◆ REQUIREMENT: Pull out each line of the data that includes the word "mosógép".

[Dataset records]
•••••

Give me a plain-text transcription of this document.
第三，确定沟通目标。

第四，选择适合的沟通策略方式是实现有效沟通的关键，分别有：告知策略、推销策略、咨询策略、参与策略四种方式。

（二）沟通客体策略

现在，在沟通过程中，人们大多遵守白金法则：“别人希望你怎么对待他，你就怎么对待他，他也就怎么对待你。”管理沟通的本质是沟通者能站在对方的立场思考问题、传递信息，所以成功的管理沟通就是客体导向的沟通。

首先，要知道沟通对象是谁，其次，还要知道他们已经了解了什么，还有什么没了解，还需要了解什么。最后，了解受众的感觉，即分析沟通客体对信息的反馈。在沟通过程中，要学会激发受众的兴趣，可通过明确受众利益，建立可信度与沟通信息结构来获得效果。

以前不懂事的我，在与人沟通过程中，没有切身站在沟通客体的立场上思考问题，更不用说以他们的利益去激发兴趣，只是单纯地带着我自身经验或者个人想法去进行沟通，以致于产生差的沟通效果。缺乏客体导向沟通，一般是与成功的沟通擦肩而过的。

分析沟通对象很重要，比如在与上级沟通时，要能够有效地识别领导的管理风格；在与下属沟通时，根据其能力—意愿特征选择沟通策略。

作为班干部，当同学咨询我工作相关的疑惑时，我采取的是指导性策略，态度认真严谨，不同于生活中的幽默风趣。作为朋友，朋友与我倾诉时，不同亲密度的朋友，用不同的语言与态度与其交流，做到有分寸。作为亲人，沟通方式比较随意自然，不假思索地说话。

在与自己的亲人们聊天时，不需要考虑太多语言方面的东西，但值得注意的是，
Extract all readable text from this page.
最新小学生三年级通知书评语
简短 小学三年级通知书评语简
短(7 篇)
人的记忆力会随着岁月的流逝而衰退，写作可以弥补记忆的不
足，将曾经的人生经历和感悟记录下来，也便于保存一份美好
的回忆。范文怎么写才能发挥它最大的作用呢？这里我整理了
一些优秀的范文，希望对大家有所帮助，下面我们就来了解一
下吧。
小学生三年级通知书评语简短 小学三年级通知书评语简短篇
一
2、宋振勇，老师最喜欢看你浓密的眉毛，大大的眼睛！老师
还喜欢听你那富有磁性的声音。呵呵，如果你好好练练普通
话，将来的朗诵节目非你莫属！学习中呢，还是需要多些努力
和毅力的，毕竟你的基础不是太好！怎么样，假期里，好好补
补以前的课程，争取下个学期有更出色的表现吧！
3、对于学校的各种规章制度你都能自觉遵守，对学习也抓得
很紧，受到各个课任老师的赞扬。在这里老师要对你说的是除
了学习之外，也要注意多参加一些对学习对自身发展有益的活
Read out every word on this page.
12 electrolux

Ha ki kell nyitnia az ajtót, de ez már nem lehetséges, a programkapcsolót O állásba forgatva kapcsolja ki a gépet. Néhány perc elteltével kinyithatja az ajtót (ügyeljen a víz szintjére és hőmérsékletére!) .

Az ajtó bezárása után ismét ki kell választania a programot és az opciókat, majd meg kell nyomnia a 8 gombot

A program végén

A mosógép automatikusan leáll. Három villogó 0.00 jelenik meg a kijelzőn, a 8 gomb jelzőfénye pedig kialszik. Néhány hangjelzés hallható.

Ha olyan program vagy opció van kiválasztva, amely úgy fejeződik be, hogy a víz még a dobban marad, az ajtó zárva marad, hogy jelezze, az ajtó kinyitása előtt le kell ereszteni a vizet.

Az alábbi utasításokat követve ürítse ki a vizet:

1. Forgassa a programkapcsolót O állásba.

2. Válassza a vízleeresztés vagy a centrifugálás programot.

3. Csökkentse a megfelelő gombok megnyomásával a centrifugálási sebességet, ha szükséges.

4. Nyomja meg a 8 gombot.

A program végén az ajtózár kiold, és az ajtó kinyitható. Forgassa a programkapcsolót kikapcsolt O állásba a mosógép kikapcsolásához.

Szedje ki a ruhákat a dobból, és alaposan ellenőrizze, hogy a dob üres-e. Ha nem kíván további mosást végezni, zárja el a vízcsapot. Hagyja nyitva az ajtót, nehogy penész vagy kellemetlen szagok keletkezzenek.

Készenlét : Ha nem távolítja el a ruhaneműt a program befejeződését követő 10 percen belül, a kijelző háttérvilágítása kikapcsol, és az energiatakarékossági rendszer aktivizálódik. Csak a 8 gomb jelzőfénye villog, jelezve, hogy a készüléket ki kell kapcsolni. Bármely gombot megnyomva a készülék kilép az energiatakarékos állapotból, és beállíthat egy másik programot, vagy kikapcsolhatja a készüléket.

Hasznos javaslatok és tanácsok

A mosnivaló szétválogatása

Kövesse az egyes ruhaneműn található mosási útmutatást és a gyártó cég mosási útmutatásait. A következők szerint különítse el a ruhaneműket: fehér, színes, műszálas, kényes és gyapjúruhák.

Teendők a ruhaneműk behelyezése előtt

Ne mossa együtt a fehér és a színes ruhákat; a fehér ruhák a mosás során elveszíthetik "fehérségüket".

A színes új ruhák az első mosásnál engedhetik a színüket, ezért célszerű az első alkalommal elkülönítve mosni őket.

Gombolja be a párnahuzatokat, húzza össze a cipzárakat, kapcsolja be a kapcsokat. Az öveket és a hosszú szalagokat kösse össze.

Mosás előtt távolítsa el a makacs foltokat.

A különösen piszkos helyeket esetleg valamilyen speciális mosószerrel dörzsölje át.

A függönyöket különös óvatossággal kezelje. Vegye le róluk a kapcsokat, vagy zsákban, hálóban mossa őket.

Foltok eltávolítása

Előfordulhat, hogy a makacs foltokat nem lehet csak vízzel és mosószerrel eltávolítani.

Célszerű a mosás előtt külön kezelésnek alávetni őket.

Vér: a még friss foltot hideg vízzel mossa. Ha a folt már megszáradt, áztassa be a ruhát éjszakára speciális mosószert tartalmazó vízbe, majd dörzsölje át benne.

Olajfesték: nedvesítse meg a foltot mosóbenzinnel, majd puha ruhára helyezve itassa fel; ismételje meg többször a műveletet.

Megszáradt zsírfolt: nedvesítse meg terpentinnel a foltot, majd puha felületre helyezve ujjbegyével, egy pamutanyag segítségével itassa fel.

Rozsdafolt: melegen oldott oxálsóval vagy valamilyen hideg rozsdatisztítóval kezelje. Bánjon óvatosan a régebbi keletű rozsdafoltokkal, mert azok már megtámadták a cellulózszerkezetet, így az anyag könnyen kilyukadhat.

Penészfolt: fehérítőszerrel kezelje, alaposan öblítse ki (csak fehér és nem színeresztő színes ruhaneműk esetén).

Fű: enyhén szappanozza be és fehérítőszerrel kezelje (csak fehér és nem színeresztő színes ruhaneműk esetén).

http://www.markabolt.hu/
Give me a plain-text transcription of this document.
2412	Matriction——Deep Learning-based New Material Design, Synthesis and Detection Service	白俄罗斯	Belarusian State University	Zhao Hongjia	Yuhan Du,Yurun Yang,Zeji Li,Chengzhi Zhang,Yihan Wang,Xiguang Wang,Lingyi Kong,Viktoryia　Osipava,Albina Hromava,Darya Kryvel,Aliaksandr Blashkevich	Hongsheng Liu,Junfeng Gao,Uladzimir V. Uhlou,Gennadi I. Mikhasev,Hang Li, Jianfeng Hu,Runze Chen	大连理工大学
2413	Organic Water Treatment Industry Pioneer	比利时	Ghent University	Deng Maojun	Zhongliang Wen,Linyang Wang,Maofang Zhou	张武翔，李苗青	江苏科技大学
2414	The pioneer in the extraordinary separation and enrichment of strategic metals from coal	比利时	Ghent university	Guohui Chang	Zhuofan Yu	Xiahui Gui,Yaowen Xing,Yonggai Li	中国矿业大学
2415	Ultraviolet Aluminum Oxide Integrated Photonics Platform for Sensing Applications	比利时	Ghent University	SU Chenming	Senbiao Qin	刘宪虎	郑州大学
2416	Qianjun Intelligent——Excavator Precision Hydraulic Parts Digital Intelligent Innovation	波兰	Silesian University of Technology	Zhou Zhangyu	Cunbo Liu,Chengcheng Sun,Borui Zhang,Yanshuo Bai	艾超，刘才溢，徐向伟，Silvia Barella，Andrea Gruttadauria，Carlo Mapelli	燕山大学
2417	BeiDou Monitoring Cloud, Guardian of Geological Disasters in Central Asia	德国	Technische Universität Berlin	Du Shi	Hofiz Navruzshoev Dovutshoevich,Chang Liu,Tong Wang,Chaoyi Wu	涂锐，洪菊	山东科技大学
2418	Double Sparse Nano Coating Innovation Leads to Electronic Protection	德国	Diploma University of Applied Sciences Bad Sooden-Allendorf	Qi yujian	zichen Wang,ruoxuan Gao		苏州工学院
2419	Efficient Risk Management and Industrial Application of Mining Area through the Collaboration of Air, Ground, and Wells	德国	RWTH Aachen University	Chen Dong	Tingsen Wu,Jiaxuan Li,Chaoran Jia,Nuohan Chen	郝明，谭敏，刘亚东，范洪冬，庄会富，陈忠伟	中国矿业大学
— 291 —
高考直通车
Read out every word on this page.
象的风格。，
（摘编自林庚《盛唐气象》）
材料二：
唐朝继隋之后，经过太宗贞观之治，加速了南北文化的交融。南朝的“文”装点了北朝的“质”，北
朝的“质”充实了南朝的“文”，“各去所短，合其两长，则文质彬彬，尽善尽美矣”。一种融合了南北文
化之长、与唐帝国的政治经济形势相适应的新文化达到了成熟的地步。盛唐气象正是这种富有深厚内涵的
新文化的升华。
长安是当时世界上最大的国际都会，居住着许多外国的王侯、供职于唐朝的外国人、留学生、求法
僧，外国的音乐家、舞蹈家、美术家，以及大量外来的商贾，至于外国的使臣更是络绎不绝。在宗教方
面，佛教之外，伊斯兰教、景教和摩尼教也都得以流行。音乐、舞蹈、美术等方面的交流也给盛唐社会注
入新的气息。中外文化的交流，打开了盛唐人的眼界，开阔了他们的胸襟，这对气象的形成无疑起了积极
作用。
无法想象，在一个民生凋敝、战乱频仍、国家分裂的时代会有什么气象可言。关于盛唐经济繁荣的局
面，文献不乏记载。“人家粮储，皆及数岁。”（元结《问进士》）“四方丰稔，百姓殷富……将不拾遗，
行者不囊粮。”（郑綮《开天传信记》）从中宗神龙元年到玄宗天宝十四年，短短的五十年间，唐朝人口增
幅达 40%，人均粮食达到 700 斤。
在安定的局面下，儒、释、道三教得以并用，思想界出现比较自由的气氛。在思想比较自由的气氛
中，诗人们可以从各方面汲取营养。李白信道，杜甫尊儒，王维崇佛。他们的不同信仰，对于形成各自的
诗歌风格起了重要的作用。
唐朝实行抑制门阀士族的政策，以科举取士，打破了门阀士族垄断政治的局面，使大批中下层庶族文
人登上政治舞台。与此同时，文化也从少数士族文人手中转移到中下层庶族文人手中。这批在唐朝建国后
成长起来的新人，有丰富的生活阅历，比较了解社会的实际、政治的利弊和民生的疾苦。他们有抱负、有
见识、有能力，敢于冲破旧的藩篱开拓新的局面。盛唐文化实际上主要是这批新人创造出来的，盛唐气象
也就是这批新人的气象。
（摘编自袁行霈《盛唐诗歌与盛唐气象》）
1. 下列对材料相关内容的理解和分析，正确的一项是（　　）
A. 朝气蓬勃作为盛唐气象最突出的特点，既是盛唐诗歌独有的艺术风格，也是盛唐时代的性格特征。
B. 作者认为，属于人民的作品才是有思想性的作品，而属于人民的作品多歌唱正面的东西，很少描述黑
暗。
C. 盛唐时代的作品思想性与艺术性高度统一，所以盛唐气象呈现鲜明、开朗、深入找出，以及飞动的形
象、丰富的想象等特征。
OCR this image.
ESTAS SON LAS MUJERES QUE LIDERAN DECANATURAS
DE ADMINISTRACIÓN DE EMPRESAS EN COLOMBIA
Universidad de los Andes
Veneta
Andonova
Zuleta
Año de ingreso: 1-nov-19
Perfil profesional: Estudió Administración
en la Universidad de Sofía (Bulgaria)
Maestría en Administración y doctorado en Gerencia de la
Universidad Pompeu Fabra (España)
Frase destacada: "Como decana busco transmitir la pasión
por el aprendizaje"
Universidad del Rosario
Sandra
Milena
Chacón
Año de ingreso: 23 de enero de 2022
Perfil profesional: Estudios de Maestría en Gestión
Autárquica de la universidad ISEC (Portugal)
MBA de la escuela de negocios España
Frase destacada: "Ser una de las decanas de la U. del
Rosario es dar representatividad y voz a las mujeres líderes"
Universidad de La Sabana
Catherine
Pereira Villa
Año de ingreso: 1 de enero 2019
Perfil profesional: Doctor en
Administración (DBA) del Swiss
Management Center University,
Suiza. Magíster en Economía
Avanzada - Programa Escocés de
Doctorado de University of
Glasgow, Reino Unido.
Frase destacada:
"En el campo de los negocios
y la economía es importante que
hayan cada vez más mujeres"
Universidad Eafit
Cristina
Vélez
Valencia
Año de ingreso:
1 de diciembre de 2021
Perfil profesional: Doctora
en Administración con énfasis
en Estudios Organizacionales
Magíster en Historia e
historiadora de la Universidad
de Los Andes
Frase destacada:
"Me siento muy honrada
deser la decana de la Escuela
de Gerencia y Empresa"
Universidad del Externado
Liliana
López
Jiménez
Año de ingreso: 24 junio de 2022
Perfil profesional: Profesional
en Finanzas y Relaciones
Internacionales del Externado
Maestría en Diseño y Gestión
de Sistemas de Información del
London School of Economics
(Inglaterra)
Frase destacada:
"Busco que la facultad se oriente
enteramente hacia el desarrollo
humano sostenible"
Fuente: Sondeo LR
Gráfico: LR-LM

•••••

◆ OUTPUT OF THE EXERCISE:
A mosógép automatikusan leáll. Három villogó 0.00 jelenik meg a kijelzőn, a 8 gomb jelzőfénye pedig kialszik. Néhány hangjelzés hallható.
A program végén az ajtózár kiold, és az ajtó kinyitható. Forgassa a programkapcsolót kikapcsolt O állásba a mosógép kikapcsolásához.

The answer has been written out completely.